## Start Stored rows
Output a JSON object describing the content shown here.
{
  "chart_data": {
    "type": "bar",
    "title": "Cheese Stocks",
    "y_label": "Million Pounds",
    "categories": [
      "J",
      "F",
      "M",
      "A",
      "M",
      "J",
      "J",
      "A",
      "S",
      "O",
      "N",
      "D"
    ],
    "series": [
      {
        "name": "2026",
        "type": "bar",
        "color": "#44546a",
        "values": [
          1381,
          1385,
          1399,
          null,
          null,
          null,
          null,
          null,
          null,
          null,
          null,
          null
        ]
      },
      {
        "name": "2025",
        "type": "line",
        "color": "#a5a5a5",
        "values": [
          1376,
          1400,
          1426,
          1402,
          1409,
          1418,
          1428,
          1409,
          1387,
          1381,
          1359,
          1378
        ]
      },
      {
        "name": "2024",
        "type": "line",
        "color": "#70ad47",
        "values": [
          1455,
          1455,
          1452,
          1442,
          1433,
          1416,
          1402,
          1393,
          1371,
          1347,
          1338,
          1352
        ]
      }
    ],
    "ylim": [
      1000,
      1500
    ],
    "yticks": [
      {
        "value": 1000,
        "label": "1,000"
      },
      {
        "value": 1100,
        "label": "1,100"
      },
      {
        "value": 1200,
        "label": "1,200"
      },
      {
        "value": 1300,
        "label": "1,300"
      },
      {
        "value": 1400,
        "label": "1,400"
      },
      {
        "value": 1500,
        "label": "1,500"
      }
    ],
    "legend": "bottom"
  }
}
## End Stored rows
• [Set exercise] Of the lines in this listing, report how many contain the string "type", and give the number only.

• [Exercise result] 4